>> start DATA FOR THIS EXERCISE

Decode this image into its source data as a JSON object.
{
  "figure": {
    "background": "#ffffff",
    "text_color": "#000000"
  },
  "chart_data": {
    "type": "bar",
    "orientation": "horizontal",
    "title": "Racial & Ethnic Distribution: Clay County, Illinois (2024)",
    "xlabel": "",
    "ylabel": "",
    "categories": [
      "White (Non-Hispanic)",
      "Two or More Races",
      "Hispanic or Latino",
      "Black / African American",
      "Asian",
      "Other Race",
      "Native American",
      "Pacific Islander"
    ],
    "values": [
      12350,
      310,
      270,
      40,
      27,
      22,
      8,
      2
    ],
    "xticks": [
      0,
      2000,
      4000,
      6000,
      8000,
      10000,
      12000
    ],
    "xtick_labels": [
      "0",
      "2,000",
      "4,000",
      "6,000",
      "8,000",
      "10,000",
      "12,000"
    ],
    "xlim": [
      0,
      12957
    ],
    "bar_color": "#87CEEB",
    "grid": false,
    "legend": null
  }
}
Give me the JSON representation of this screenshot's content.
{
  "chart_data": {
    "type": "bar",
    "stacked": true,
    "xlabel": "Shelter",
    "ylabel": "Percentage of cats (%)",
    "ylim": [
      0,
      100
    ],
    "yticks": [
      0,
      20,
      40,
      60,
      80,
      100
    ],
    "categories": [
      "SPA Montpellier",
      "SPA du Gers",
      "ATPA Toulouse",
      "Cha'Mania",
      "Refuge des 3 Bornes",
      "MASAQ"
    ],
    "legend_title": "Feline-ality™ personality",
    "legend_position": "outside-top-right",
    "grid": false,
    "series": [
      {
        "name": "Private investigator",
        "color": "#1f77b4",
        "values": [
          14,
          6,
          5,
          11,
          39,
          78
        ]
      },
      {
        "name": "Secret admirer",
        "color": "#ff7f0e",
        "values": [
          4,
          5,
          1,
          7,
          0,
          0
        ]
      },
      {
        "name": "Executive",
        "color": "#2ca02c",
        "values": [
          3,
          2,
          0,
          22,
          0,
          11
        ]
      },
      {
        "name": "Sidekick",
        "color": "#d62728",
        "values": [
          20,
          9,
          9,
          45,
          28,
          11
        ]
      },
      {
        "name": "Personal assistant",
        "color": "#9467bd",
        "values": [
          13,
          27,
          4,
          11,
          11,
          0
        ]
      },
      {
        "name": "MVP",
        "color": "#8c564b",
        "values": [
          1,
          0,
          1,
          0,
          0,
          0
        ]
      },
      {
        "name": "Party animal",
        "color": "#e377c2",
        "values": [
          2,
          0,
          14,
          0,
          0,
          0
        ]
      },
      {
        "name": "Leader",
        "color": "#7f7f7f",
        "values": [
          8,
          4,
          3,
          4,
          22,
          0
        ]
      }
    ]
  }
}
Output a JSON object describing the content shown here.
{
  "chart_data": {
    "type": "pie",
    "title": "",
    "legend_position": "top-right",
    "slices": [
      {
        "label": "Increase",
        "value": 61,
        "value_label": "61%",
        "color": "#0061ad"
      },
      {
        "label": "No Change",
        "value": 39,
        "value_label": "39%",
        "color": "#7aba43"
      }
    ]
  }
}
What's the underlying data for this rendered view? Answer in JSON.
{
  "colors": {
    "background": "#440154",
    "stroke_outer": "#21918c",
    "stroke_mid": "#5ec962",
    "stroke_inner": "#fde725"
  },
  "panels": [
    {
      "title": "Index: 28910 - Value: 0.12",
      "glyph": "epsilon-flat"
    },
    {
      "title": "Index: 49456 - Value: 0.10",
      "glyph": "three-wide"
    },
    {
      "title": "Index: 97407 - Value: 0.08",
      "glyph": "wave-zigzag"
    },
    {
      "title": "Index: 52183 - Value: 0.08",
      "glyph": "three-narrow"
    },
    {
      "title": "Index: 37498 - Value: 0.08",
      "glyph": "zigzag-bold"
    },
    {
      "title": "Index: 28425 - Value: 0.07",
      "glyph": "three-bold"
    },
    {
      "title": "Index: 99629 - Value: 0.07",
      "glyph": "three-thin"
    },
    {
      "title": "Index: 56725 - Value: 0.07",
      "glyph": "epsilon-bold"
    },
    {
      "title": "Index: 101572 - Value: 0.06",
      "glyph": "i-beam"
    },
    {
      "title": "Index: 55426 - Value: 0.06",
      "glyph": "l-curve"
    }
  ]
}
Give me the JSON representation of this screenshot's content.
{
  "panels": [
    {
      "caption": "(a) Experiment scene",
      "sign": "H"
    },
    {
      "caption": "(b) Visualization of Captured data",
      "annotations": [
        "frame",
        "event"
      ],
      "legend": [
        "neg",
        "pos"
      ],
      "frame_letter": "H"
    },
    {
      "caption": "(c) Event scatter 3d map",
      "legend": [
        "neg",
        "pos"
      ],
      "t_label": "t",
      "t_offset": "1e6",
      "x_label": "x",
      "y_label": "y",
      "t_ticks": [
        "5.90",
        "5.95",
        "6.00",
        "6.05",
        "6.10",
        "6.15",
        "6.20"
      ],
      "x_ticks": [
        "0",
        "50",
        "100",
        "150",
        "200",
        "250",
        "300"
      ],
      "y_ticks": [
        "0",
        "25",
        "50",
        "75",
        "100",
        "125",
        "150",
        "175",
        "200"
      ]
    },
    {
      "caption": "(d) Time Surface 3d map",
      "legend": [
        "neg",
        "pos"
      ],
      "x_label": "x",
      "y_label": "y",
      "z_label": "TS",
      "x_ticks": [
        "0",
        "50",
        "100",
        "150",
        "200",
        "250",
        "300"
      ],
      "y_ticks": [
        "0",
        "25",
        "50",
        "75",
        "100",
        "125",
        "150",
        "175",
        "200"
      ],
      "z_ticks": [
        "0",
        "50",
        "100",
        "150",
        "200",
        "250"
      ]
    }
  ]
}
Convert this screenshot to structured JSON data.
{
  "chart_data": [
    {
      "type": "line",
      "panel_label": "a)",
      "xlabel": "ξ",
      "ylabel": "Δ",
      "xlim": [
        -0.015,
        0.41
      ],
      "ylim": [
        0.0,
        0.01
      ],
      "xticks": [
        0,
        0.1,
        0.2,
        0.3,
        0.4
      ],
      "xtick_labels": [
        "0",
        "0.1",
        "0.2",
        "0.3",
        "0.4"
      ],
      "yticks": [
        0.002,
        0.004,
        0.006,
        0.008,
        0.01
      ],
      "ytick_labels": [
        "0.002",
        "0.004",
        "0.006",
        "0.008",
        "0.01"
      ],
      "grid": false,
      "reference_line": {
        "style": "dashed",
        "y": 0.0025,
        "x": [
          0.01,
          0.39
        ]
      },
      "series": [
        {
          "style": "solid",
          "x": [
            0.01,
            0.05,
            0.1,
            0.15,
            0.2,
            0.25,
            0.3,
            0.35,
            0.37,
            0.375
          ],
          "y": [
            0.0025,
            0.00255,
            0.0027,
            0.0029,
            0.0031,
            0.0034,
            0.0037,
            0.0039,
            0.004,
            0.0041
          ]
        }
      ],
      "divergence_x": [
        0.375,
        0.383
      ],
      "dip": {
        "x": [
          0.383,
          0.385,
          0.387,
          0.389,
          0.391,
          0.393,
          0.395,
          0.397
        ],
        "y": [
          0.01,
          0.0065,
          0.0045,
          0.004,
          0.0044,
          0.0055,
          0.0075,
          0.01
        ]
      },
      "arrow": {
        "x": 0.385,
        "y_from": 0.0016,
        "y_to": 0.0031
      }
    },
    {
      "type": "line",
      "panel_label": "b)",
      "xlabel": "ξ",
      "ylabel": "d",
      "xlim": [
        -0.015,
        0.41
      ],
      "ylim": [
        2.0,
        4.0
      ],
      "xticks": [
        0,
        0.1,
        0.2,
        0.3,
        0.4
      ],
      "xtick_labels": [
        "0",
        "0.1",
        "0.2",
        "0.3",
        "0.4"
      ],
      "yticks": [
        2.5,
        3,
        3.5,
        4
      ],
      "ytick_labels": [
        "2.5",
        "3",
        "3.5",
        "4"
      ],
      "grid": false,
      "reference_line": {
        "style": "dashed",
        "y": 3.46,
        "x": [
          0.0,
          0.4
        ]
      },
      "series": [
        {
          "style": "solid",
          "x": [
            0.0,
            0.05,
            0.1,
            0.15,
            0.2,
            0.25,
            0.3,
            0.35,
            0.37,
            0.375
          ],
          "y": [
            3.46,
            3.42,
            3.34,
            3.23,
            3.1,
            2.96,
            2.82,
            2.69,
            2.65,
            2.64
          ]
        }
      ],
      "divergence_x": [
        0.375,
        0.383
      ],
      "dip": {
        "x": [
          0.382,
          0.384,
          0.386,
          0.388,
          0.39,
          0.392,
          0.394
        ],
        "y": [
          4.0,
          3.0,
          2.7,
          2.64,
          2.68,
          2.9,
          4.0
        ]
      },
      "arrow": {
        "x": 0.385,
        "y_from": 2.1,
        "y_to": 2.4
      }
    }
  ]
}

>> end DATA FOR THIS EXERCISE

- THE REQUEST -
Scan the material above for the word "American". Copy each line where it occurs.

- THE ANSWER -
      "Black / African American",
      "Native American",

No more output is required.